* WHAT THIS TASK INVOLVES
Retype the material below. Keep every word exactly as it is.

Records from a collection of figures

════════════════════

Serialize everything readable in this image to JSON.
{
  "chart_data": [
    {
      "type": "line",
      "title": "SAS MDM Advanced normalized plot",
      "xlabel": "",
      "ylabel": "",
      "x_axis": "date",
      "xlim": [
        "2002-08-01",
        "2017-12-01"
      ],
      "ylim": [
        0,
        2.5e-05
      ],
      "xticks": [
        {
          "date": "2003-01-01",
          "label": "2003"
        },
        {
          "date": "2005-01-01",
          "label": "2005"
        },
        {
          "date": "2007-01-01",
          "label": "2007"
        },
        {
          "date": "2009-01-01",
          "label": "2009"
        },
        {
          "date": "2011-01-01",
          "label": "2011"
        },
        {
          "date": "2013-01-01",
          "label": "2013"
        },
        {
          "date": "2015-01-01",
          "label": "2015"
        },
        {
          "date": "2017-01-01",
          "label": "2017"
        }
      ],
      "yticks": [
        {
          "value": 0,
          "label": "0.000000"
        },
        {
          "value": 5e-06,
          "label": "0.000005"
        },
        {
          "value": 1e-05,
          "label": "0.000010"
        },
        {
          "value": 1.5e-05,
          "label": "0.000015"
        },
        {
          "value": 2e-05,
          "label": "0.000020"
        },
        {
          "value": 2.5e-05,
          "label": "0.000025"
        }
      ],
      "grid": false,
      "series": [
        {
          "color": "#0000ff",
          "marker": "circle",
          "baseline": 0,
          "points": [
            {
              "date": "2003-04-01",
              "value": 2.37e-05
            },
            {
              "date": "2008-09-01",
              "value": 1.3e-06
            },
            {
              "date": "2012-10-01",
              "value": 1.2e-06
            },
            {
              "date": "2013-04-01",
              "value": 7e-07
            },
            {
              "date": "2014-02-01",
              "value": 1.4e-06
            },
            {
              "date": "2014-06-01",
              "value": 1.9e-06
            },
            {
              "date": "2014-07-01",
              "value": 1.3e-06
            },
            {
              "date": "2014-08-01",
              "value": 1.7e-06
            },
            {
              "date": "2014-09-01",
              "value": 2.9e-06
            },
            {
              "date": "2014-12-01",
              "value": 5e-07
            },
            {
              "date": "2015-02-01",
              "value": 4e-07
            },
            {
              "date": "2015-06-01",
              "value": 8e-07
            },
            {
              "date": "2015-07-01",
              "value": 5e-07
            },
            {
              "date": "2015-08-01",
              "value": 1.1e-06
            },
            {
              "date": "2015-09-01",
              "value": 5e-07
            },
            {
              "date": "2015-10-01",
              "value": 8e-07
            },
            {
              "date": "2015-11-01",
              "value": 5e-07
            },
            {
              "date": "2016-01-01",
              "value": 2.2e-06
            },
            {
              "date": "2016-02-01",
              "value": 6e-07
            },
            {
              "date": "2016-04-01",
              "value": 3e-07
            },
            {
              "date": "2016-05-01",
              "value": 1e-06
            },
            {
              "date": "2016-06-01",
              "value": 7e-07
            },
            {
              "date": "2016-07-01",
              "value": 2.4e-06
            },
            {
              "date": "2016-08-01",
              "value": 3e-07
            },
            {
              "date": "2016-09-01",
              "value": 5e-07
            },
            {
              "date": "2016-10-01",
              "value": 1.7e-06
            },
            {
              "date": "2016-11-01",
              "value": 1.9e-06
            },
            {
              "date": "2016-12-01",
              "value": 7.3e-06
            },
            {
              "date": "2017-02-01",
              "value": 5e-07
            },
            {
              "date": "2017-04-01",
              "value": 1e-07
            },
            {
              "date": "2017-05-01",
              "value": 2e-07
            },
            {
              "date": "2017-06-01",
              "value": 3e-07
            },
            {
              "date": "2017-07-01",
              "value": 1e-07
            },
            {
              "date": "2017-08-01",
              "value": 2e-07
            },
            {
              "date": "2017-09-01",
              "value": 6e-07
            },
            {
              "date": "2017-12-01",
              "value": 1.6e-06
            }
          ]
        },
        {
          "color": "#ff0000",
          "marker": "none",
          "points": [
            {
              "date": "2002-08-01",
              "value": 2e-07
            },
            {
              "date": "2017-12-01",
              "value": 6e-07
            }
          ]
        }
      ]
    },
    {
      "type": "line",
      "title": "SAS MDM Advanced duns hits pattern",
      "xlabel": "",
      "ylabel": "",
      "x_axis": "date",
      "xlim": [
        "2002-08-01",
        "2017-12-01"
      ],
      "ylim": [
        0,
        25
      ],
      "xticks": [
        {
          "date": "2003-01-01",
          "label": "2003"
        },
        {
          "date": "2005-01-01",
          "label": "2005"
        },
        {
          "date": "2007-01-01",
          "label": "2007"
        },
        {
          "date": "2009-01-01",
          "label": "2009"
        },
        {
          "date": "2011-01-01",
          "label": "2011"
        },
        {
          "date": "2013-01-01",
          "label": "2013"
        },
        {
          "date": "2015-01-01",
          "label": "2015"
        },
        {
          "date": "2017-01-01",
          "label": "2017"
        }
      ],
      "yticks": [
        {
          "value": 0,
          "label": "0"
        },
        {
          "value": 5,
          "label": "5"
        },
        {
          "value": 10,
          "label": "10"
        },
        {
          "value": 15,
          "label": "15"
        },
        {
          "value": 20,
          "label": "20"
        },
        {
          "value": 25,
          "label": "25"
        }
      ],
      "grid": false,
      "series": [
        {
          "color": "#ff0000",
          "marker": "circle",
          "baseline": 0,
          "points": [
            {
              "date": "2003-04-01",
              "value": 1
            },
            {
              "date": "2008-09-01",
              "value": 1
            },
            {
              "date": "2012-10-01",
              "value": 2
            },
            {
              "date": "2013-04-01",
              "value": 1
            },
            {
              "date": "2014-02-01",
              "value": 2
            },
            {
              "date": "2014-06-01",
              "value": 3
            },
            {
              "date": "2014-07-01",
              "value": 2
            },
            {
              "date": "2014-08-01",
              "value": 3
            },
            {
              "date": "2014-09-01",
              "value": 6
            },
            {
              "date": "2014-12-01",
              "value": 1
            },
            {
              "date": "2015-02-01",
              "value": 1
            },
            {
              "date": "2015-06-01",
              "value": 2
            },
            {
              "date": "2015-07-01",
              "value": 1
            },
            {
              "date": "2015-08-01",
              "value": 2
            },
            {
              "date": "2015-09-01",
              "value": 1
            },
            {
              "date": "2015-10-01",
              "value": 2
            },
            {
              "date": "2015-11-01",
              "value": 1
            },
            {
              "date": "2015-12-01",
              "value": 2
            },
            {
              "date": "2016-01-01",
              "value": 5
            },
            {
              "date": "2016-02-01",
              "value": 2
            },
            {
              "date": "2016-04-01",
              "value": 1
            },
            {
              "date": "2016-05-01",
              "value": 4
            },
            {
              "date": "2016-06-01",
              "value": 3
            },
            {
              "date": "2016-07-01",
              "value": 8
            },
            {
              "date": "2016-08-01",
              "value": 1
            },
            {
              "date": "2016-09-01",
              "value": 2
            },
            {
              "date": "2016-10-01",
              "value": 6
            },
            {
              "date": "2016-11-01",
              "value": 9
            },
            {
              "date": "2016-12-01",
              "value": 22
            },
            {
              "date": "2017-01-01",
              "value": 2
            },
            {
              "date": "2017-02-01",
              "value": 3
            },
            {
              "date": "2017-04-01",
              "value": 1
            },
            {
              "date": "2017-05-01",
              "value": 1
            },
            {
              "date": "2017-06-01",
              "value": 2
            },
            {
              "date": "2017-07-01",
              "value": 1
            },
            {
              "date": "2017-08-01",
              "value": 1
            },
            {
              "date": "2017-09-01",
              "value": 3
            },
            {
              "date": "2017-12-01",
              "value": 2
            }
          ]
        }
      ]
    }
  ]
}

════════════════════

* FINAL RESULT
Serialize everything readable in this image to JSON.
{
  "chart_data": [
    {
      "type": "line",
      "title": "SAS MDM Advanced normalized plot",
      "xlabel": "",
      "ylabel": "",
      "x_axis": "date",
      "xlim": [
        "2002-08-01",
        "2017-12-01"
      ],
      "ylim": [
        0,
        2.5e-05
      ],
      "xticks": [
        {
          "date": "2003-01-01",
          "label": "2003"
        },
        {
          "date": "2005-01-01",
          "label": "2005"
        },
        {
          "date": "2007-01-01",
          "label": "2007"
        },
        {
          "date": "2009-01-01",
          "label": "2009"
        },
        {
          "date": "2011-01-01",
          "label": "2011"
        },
        {
          "date": "2013-01-01",
          "label": "2013"
        },
        {
          "date": "2015-01-01",
          "label": "2015"
        },
        {
          "date": "2017-01-01",
          "label": "2017"
        }
      ],
      "yticks": [
        {
          "value": 0,
          "label": "0.000000"
        },
        {
          "value": 5e-06,
          "label": "0.000005"
        },
        {
          "value": 1e-05,
          "label": "0.000010"
        },
        {
          "value": 1.5e-05,
          "label": "0.000015"
        },
        {
          "value": 2e-05,
          "label": "0.000020"
        },
        {
          "value": 2.5e-05,
          "label": "0.000025"
        }
      ],
      "grid": false,
      "series": [
        {
          "color": "#0000ff",
          "marker": "circle",
          "baseline": 0,
          "points": [
            {
              "date": "2003-04-01",
              "value": 2.37e-05
            },
            {
              "date": "2008-09-01",
              "value": 1.3e-06
            },
            {
              "date": "2012-10-01",
              "value": 1.2e-06
            },
            {
              "date": "2013-04-01",
              "value": 7e-07
            },
            {
              "date": "2014-02-01",
              "value": 1.4e-06
            },
            {
              "date": "2014-06-01",
              "value": 1.9e-06
            },
            {
              "date": "2014-07-01",
              "value": 1.3e-06
            },
            {
              "date": "2014-08-01",
              "value": 1.7e-06
            },
            {
              "date": "2014-09-01",
              "value": 2.9e-06
            },
            {
              "date": "2014-12-01",
              "value": 5e-07
            },
            {
              "date": "2015-02-01",
              "value": 4e-07
            },
            {
              "date": "2015-06-01",
              "value": 8e-07
            },
            {
              "date": "2015-07-01",
              "value": 5e-07
            },
            {
              "date": "2015-08-01",
              "value": 1.1e-06
            },
            {
              "date": "2015-09-01",
              "value": 5e-07
            },
            {
              "date": "2015-10-01",
              "value": 8e-07
            },
            {
              "date": "2015-11-01",
              "value": 5e-07
            },
            {
              "date": "2016-01-01",
              "value": 2.2e-06
            },
            {
              "date": "2016-02-01",
              "value": 6e-07
            },
            {
              "date": "2016-04-01",
              "value": 3e-07
            },
            {
              "date": "2016-05-01",
              "value": 1e-06
            },
            {
              "date": "2016-06-01",
              "value": 7e-07
            },
            {
              "date": "2016-07-01",
              "value": 2.4e-06
            },
            {
              "date": "2016-08-01",
              "value": 3e-07
            },
            {
              "date": "2016-09-01",
              "value": 5e-07
            },
            {
              "date": "2016-10-01",
              "value": 1.7e-06
            },
            {
              "date": "2016-11-01",
              "value": 1.9e-06
            },
            {
              "date": "2016-12-01",
              "value": 7.3e-06
            },
            {
              "date": "2017-02-01",
              "value": 5e-07
            },
            {
              "date": "2017-04-01",
              "value": 1e-07
            },
            {
              "date": "2017-05-01",
              "value": 2e-07
            },
            {
              "date": "2017-06-01",
              "value": 3e-07
            },
            {
              "date": "2017-07-01",
              "value": 1e-07
            },
            {
              "date": "2017-08-01",
              "value": 2e-07
            },
            {
              "date": "2017-09-01",
              "value": 6e-07
            },
            {
              "date": "2017-12-01",
              "value": 1.6e-06
            }
          ]
        },
        {
          "color": "#ff0000",
          "marker": "none",
          "points": [
            {
              "date": "2002-08-01",
              "value": 2e-07
            },
            {
              "date": "2017-12-01",
              "value": 6e-07
            }
          ]
        }
      ]
    },
    {
      "type": "line",
      "title": "SAS MDM Advanced duns hits pattern",
      "xlabel": "",
      "ylabel": "",
      "x_axis": "date",
      "xlim": [
        "2002-08-01",
        "2017-12-01"
      ],
      "ylim": [
        0,
        25
      ],
      "xticks": [
        {
          "date": "2003-01-01",
          "label": "2003"
        },
        {
          "date": "2005-01-01",
          "label": "2005"
        },
        {
          "date": "2007-01-01",
          "label": "2007"
        },
        {
          "date": "2009-01-01",
          "label": "2009"
        },
        {
          "date": "2011-01-01",
          "label": "2011"
        },
        {
          "date": "2013-01-01",
          "label": "2013"
        },
        {
          "date": "2015-01-01",
          "label": "2015"
        },
        {
          "date": "2017-01-01",
          "label": "2017"
        }
      ],
      "yticks": [
        {
          "value": 0,
          "label": "0"
        },
        {
          "value": 5,
          "label": "5"
        },
        {
          "value": 10,
          "label": "10"
        },
        {
          "value": 15,
          "label": "15"
        },
        {
          "value": 20,
          "label": "20"
        },
        {
          "value": 25,
          "label": "25"
        }
      ],
      "grid": false,
      "series": [
        {
          "color": "#ff0000",
          "marker": "circle",
          "baseline": 0,
          "points": [
            {
              "date": "2003-04-01",
              "value": 1
            },
            {
              "date": "2008-09-01",
              "value": 1
            },
            {
              "date": "2012-10-01",
              "value": 2
            },
            {
              "date": "2013-04-01",
              "value": 1
            },
            {
              "date": "2014-02-01",
              "value": 2
            },
            {
              "date": "2014-06-01",
              "value": 3
            },
            {
              "date": "2014-07-01",
              "value": 2
            },
            {
              "date": "2014-08-01",
              "value": 3
            },
            {
              "date": "2014-09-01",
              "value": 6
            },
            {
              "date": "2014-12-01",
              "value": 1
            },
            {
              "date": "2015-02-01",
              "value": 1
            },
            {
              "date": "2015-06-01",
              "value": 2
            },
            {
              "date": "2015-07-01",
              "value": 1
            },
            {
              "date": "2015-08-01",
              "value": 2
            },
            {
              "date": "2015-09-01",
              "value": 1
            },
            {
              "date": "2015-10-01",
              "value": 2
            },
            {
              "date": "2015-11-01",
              "value": 1
            },
            {
              "date": "2015-12-01",
              "value": 2
            },
            {
              "date": "2016-01-01",
              "value": 5
            },
            {
              "date": "2016-02-01",
              "value": 2
            },
            {
              "date": "2016-04-01",
              "value": 1
            },
            {
              "date": "2016-05-01",
              "value": 4
            },
            {
              "date": "2016-06-01",
              "value": 3
            },
            {
              "date": "2016-07-01",
              "value": 8
            },
            {
              "date": "2016-08-01",
              "value": 1
            },
            {
              "date": "2016-09-01",
              "value": 2
            },
            {
              "date": "2016-10-01",
              "value": 6
            },
            {
              "date": "2016-11-01",
              "value": 9
            },
            {
              "date": "2016-12-01",
              "value": 22
            },
            {
              "date": "2017-01-01",
              "value": 2
            },
            {
              "date": "2017-02-01",
              "value": 3
            },
            {
              "date": "2017-04-01",
              "value": 1
            },
            {
              "date": "2017-05-01",
              "value": 1
            },
            {
              "date": "2017-06-01",
              "value": 2
            },
            {
              "date": "2017-07-01",
              "value": 1
            },
            {
              "date": "2017-08-01",
              "value": 1
            },
            {
              "date": "2017-09-01",
              "value": 3
            },
            {
              "date": "2017-12-01",
              "value": 2
            }
          ]
        }
      ]
    }
  ]
}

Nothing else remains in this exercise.